**YOUR OBJECTIVE:**
Look through the material below for "where". Copy every line that contains it.

◇ ◇ ◇ ◇

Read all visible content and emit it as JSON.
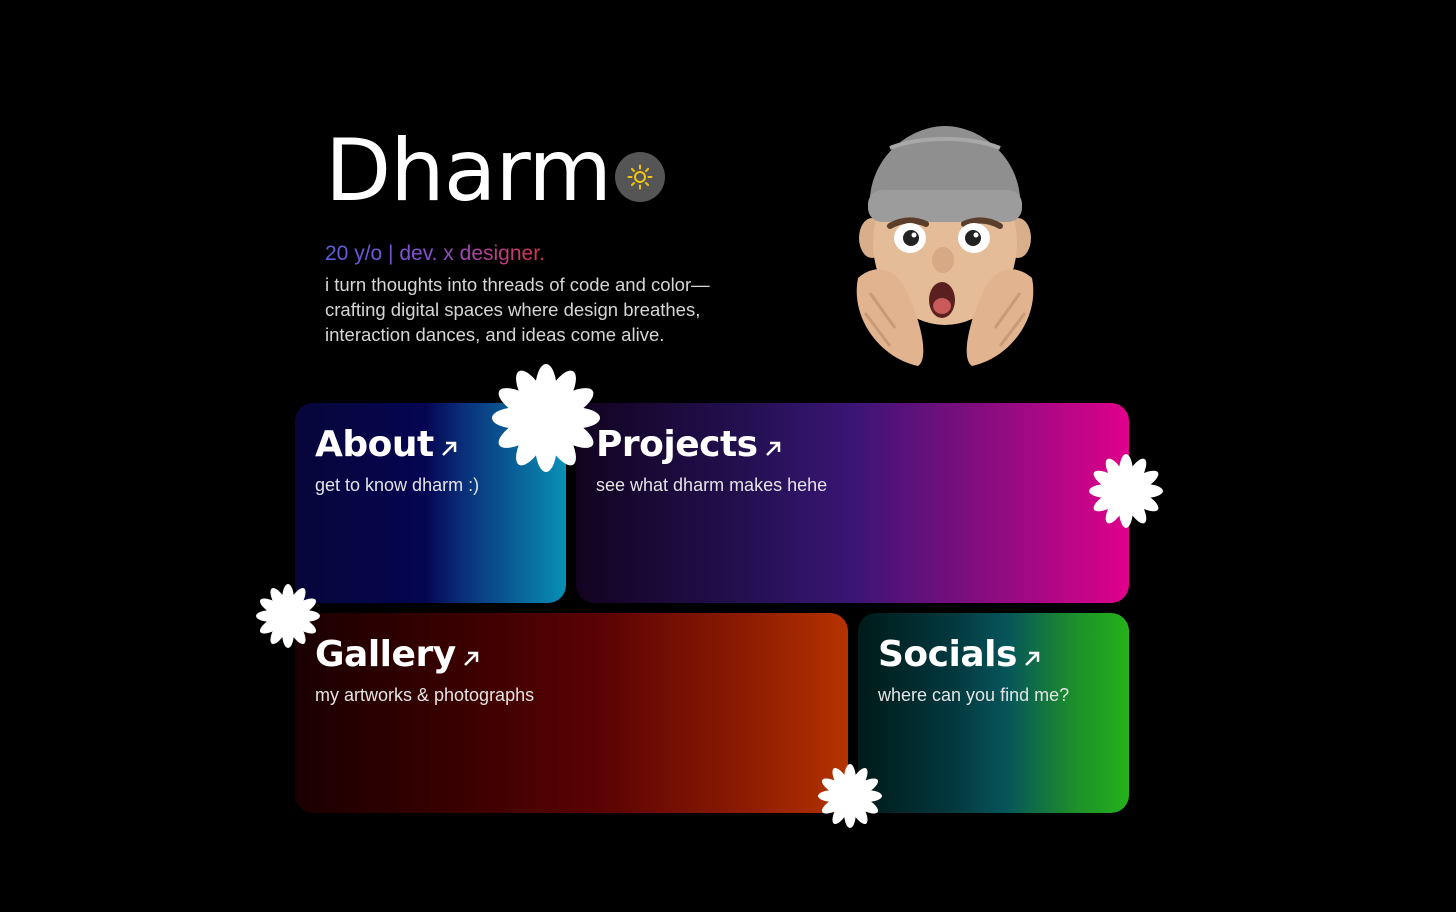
{
  "header": {
    "name": "Dharm",
    "tagline": "20 y/o | dev. x designer.",
    "bio": "i turn thoughts into threads of code and color—crafting digital spaces where design breathes, interaction dances, and ideas come alive."
  },
  "theme_toggle": {
    "icon": "sun-icon"
  },
  "avatar": {
    "icon": "shocked-memoji"
  },
  "cards": [
    {
      "title": "About",
      "subtitle": "get to know dharm :)"
    },
    {
      "title": "Projects",
      "subtitle": "see what dharm makes hehe"
    },
    {
      "title": "Gallery",
      "subtitle": "my artworks & photographs"
    },
    {
      "title": "Socials",
      "subtitle": "where can you find me?"
    }
  ],
  "colors": {
    "background": "#000000",
    "about": [
      "#050552",
      "#0890b5"
    ],
    "projects": [
      "#120320",
      "#e0008c"
    ],
    "gallery": [
      "#1a0000",
      "#b53300"
    ],
    "socials": [
      "#001a18",
      "#24b21a"
    ],
    "sun": "#f2c511"
  }
}
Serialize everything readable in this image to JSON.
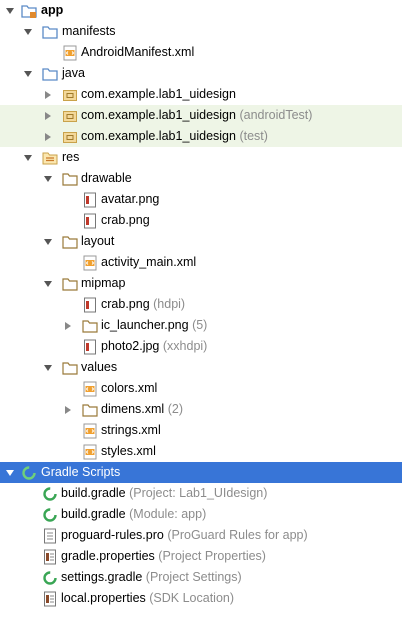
{
  "tree": {
    "app": {
      "label": "app"
    },
    "manifests": {
      "label": "manifests"
    },
    "android_manifest": {
      "label": "AndroidManifest.xml"
    },
    "java": {
      "label": "java"
    },
    "pkg_main": {
      "label": "com.example.lab1_uidesign"
    },
    "pkg_android_test": {
      "label": "com.example.lab1_uidesign",
      "hint": "(androidTest)"
    },
    "pkg_test": {
      "label": "com.example.lab1_uidesign",
      "hint": "(test)"
    },
    "res": {
      "label": "res"
    },
    "drawable": {
      "label": "drawable"
    },
    "avatar_png": {
      "label": "avatar.png"
    },
    "crab_png": {
      "label": "crab.png"
    },
    "layout": {
      "label": "layout"
    },
    "activity_main": {
      "label": "activity_main.xml"
    },
    "mipmap": {
      "label": "mipmap"
    },
    "mipmap_crab": {
      "label": "crab.png",
      "hint": "(hdpi)"
    },
    "ic_launcher": {
      "label": "ic_launcher.png",
      "hint": "(5)"
    },
    "photo2": {
      "label": "photo2.jpg",
      "hint": "(xxhdpi)"
    },
    "values": {
      "label": "values"
    },
    "colors_xml": {
      "label": "colors.xml"
    },
    "dimens_xml": {
      "label": "dimens.xml",
      "hint": "(2)"
    },
    "strings_xml": {
      "label": "strings.xml"
    },
    "styles_xml": {
      "label": "styles.xml"
    },
    "gradle_scripts": {
      "label": "Gradle Scripts"
    },
    "build_gradle_project": {
      "label": "build.gradle",
      "hint": "(Project: Lab1_UIdesign)"
    },
    "build_gradle_module": {
      "label": "build.gradle",
      "hint": "(Module: app)"
    },
    "proguard": {
      "label": "proguard-rules.pro",
      "hint": "(ProGuard Rules for app)"
    },
    "gradle_properties": {
      "label": "gradle.properties",
      "hint": "(Project Properties)"
    },
    "settings_gradle": {
      "label": "settings.gradle",
      "hint": "(Project Settings)"
    },
    "local_properties": {
      "label": "local.properties",
      "hint": "(SDK Location)"
    }
  },
  "colors": {
    "selection": "#3875d7",
    "test_source_bg": "#eef5e6",
    "hint_text": "#8c8c8c",
    "folder": "#6b9bd1",
    "res_folder": "#d9a440",
    "gradle": "#4caf50"
  }
}
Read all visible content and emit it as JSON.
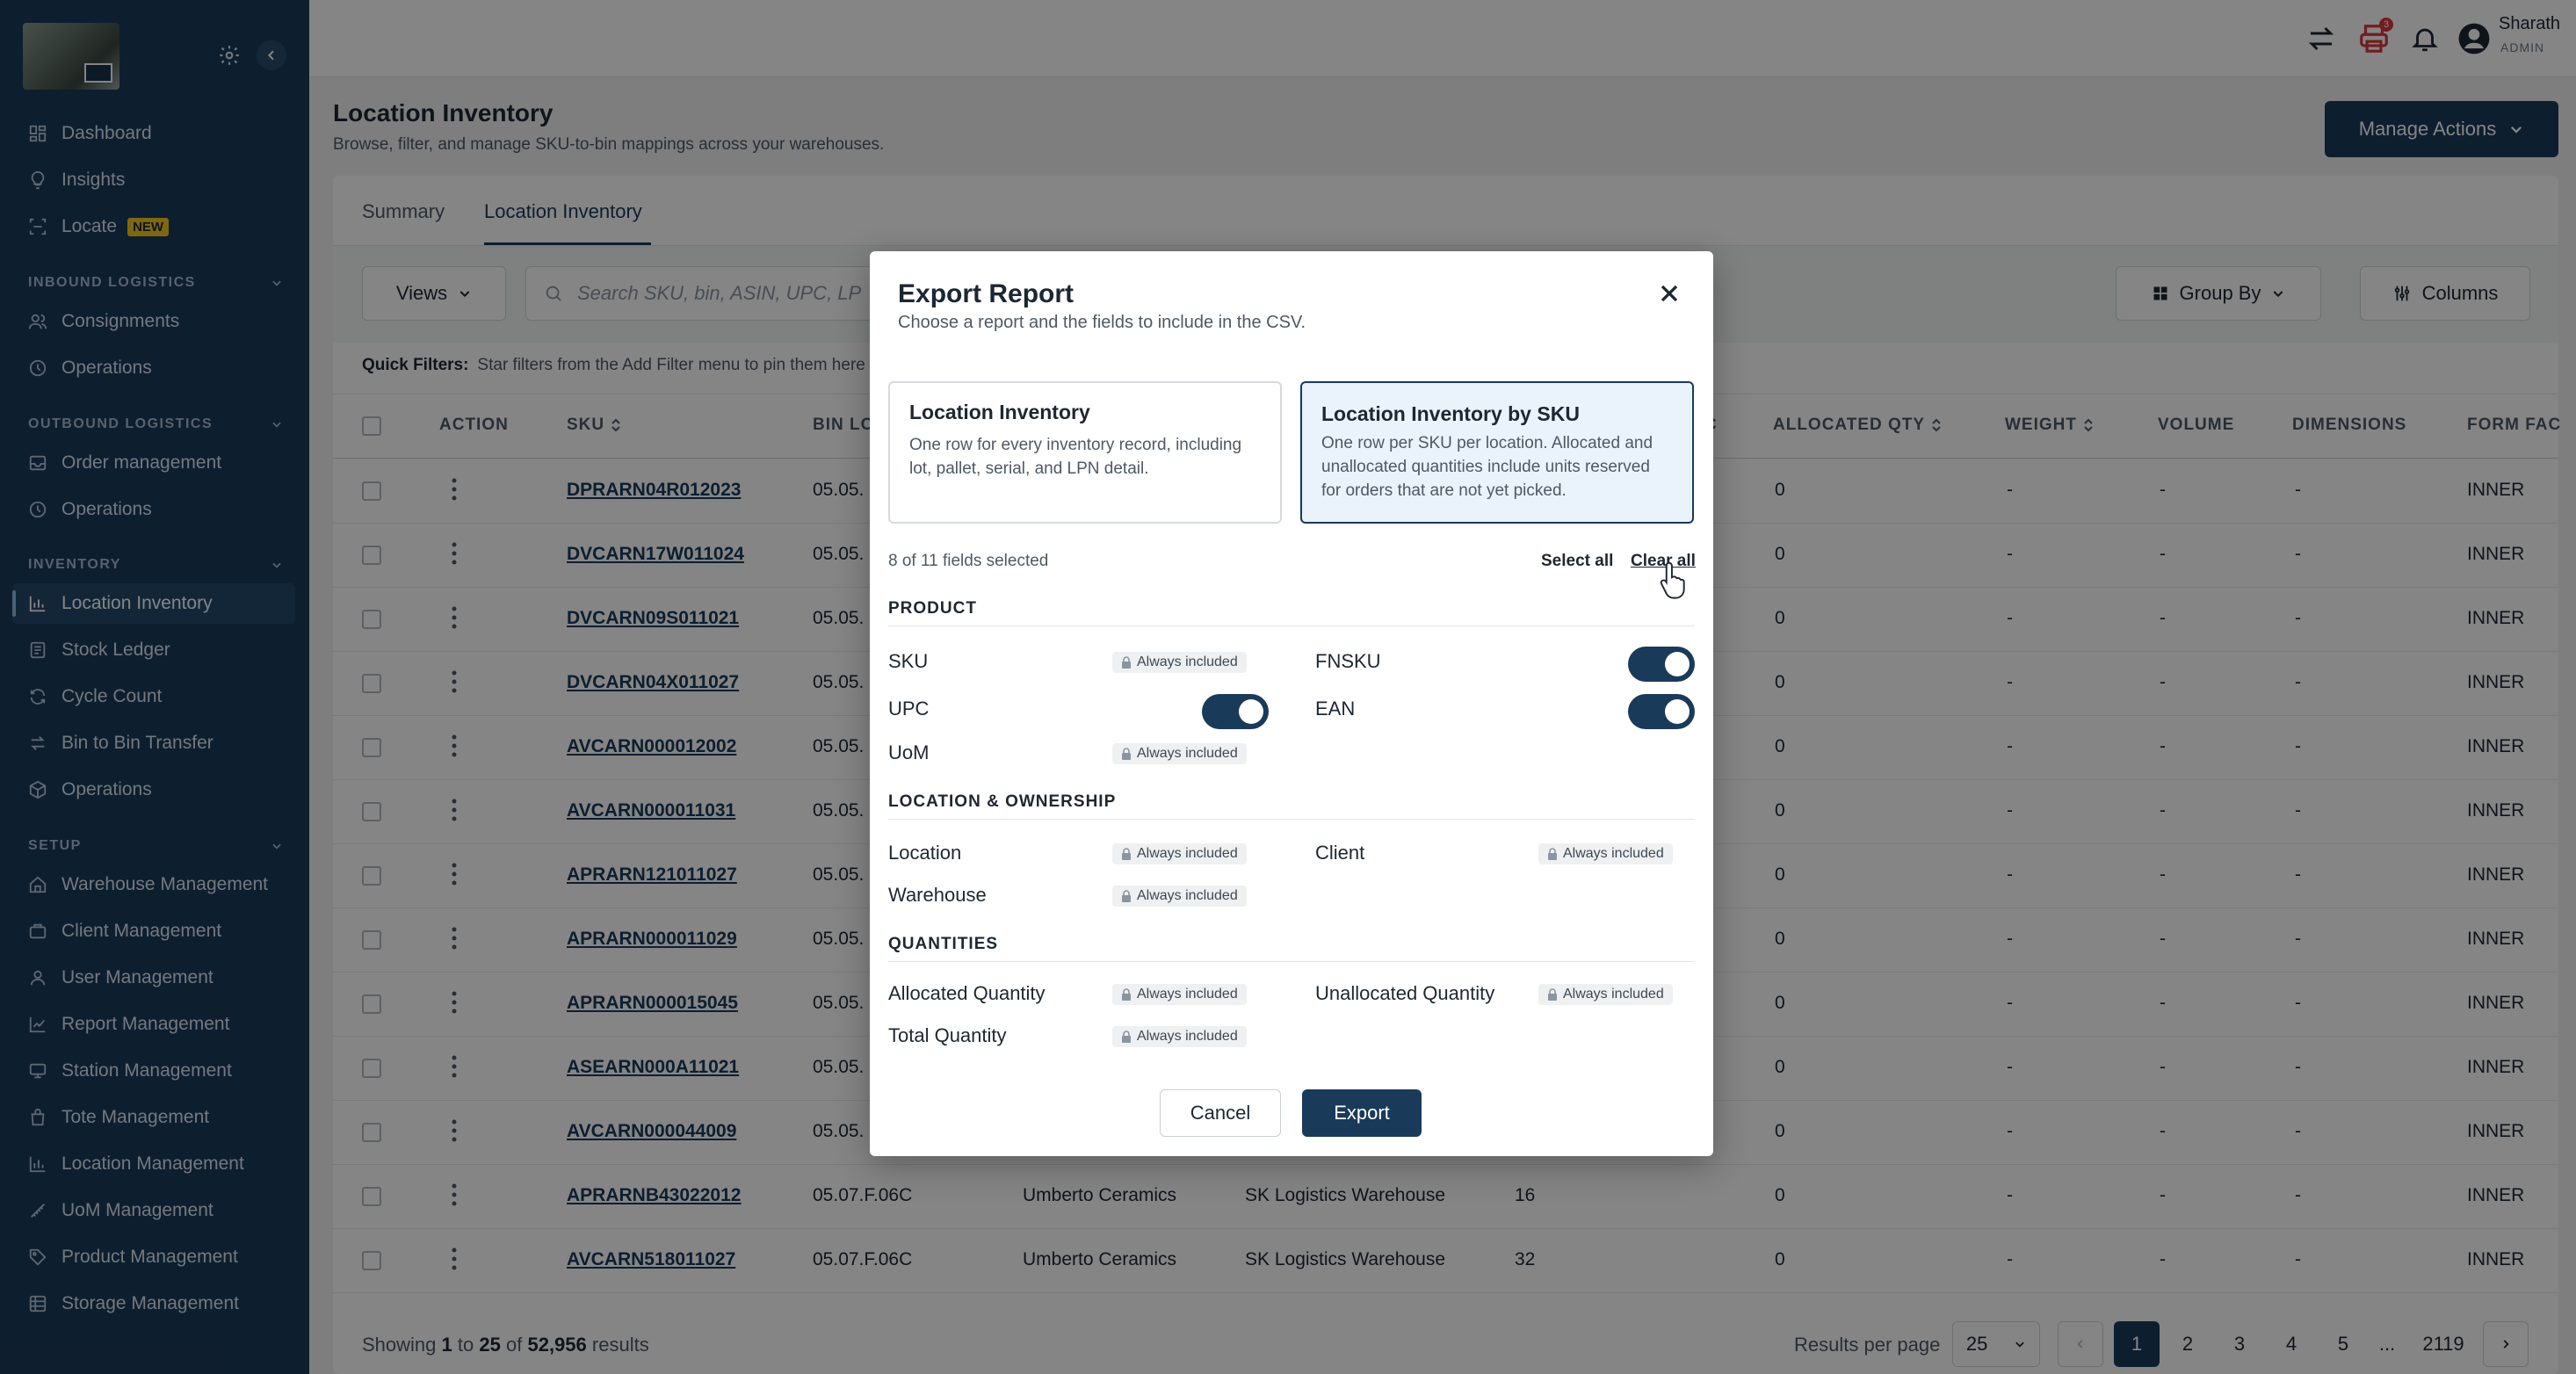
{
  "sidebar": {
    "items": {
      "dashboard": "Dashboard",
      "insights": "Insights",
      "locate": "Locate",
      "locate_badge": "NEW",
      "consignments": "Consignments",
      "inbound_operations": "Operations",
      "order_management": "Order management",
      "outbound_operations": "Operations",
      "location_inventory": "Location Inventory",
      "stock_ledger": "Stock Ledger",
      "cycle_count": "Cycle Count",
      "bin_to_bin": "Bin to Bin Transfer",
      "inventory_operations": "Operations",
      "warehouse_management": "Warehouse Management",
      "client_management": "Client Management",
      "user_management": "User Management",
      "report_management": "Report Management",
      "station_management": "Station Management",
      "tote_management": "Tote Management",
      "location_management": "Location Management",
      "uom_management": "UoM Management",
      "product_management": "Product Management",
      "storage_management": "Storage Management"
    },
    "sections": {
      "inbound": "INBOUND LOGISTICS",
      "outbound": "OUTBOUND LOGISTICS",
      "inventory": "INVENTORY",
      "setup": "SETUP"
    }
  },
  "topbar": {
    "user_name": "Sharath",
    "user_role": "ADMIN",
    "notification_count": "3"
  },
  "page": {
    "title": "Location Inventory",
    "subtitle": "Browse, filter, and manage SKU-to-bin mappings across your warehouses.",
    "manage_actions": "Manage Actions",
    "tabs": [
      "Summary",
      "Location Inventory"
    ],
    "views_label": "Views",
    "search_placeholder": "Search SKU, bin, ASIN, UPC, LP",
    "group_by": "Group By",
    "columns": "Columns",
    "quick_filters_label": "Quick Filters:",
    "quick_filters_hint": "Star filters from the Add Filter menu to pin them here"
  },
  "table": {
    "headers": {
      "action": "ACTION",
      "sku": "SKU",
      "bin": "BIN LO",
      "qty_fragment": "C",
      "allocated_qty": "ALLOCATED QTY",
      "weight": "WEIGHT",
      "volume": "VOLUME",
      "dimensions": "DIMENSIONS",
      "form_factor": "FORM FAC"
    },
    "rows": [
      {
        "sku": "DPRARN04R012023",
        "bin": "05.05.",
        "client": "",
        "warehouse": "",
        "qty": "",
        "allocated": "0",
        "weight": "-",
        "volume": "-",
        "dimensions": "-",
        "form": "INNER"
      },
      {
        "sku": "DVCARN17W011024",
        "bin": "05.05.",
        "client": "",
        "warehouse": "",
        "qty": "",
        "allocated": "0",
        "weight": "-",
        "volume": "-",
        "dimensions": "-",
        "form": "INNER"
      },
      {
        "sku": "DVCARN09S011021",
        "bin": "05.05.",
        "client": "",
        "warehouse": "",
        "qty": "",
        "allocated": "0",
        "weight": "-",
        "volume": "-",
        "dimensions": "-",
        "form": "INNER"
      },
      {
        "sku": "DVCARN04X011027",
        "bin": "05.05.",
        "client": "",
        "warehouse": "",
        "qty": "",
        "allocated": "0",
        "weight": "-",
        "volume": "-",
        "dimensions": "-",
        "form": "INNER"
      },
      {
        "sku": "AVCARN000012002",
        "bin": "05.05.",
        "client": "",
        "warehouse": "",
        "qty": "",
        "allocated": "0",
        "weight": "-",
        "volume": "-",
        "dimensions": "-",
        "form": "INNER"
      },
      {
        "sku": "AVCARN000011031",
        "bin": "05.05.",
        "client": "",
        "warehouse": "",
        "qty": "",
        "allocated": "0",
        "weight": "-",
        "volume": "-",
        "dimensions": "-",
        "form": "INNER"
      },
      {
        "sku": "APRARN121011027",
        "bin": "05.05.",
        "client": "",
        "warehouse": "",
        "qty": "",
        "allocated": "0",
        "weight": "-",
        "volume": "-",
        "dimensions": "-",
        "form": "INNER"
      },
      {
        "sku": "APRARN000011029",
        "bin": "05.05.",
        "client": "",
        "warehouse": "",
        "qty": "",
        "allocated": "0",
        "weight": "-",
        "volume": "-",
        "dimensions": "-",
        "form": "INNER"
      },
      {
        "sku": "APRARN000015045",
        "bin": "05.05.",
        "client": "",
        "warehouse": "",
        "qty": "",
        "allocated": "0",
        "weight": "-",
        "volume": "-",
        "dimensions": "-",
        "form": "INNER"
      },
      {
        "sku": "ASEARN000A11021",
        "bin": "05.05.",
        "client": "",
        "warehouse": "",
        "qty": "",
        "allocated": "0",
        "weight": "-",
        "volume": "-",
        "dimensions": "-",
        "form": "INNER"
      },
      {
        "sku": "AVCARN000044009",
        "bin": "05.05.",
        "client": "",
        "warehouse": "",
        "qty": "",
        "allocated": "0",
        "weight": "-",
        "volume": "-",
        "dimensions": "-",
        "form": "INNER"
      },
      {
        "sku": "APRARNB43022012",
        "bin": "05.07.F.06C",
        "client": "Umberto Ceramics",
        "warehouse": "SK Logistics Warehouse",
        "qty": "16",
        "allocated": "0",
        "weight": "-",
        "volume": "-",
        "dimensions": "-",
        "form": "INNER"
      },
      {
        "sku": "AVCARN518011027",
        "bin": "05.07.F.06C",
        "client": "Umberto Ceramics",
        "warehouse": "SK Logistics Warehouse",
        "qty": "32",
        "allocated": "0",
        "weight": "-",
        "volume": "-",
        "dimensions": "-",
        "form": "INNER"
      }
    ]
  },
  "footer": {
    "showing_prefix": "Showing",
    "from": "1",
    "to_word": "to",
    "to": "25",
    "of_word": "of",
    "total": "52,956",
    "results_word": "results",
    "results_per_page_label": "Results per page",
    "results_per_page": "25",
    "pages": [
      "1",
      "2",
      "3",
      "4",
      "5"
    ],
    "ellipsis": "...",
    "last_page": "2119"
  },
  "modal": {
    "title": "Export Report",
    "subtitle": "Choose a report and the fields to include in the CSV.",
    "reports": [
      {
        "title": "Location Inventory",
        "desc": "One row for every inventory record, including lot, pallet, serial, and LPN detail.",
        "selected": false
      },
      {
        "title": "Location Inventory by SKU",
        "desc": "One row per SKU per location. Allocated and unallocated quantities include units reserved for orders that are not yet picked.",
        "selected": true
      }
    ],
    "fields_selected": "8 of 11 fields selected",
    "select_all": "Select all",
    "clear_all": "Clear all",
    "always_included": "Always included",
    "groups": {
      "product": "PRODUCT",
      "location": "LOCATION & OWNERSHIP",
      "quantities": "QUANTITIES"
    },
    "fields": {
      "sku": "SKU",
      "fnsku": "FNSKU",
      "upc": "UPC",
      "ean": "EAN",
      "uom": "UoM",
      "location": "Location",
      "client": "Client",
      "warehouse": "Warehouse",
      "allocated_quantity": "Allocated Quantity",
      "unallocated_quantity": "Unallocated Quantity",
      "total_quantity": "Total Quantity"
    },
    "cancel": "Cancel",
    "export": "Export"
  },
  "colors": {
    "sidebar": "#1a3a5a",
    "accent": "#1a3a5a",
    "badge_new": "#f3c623",
    "notif": "#d9363e"
  }
}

◇ ◇ ◇ ◇

**EXERCISE ANSWER:**
    "bio": "i turn thoughts into threads of code and color—crafting digital spaces where design breathes, interaction dances, and ideas come alive."
      "subtitle": "where can you find me?"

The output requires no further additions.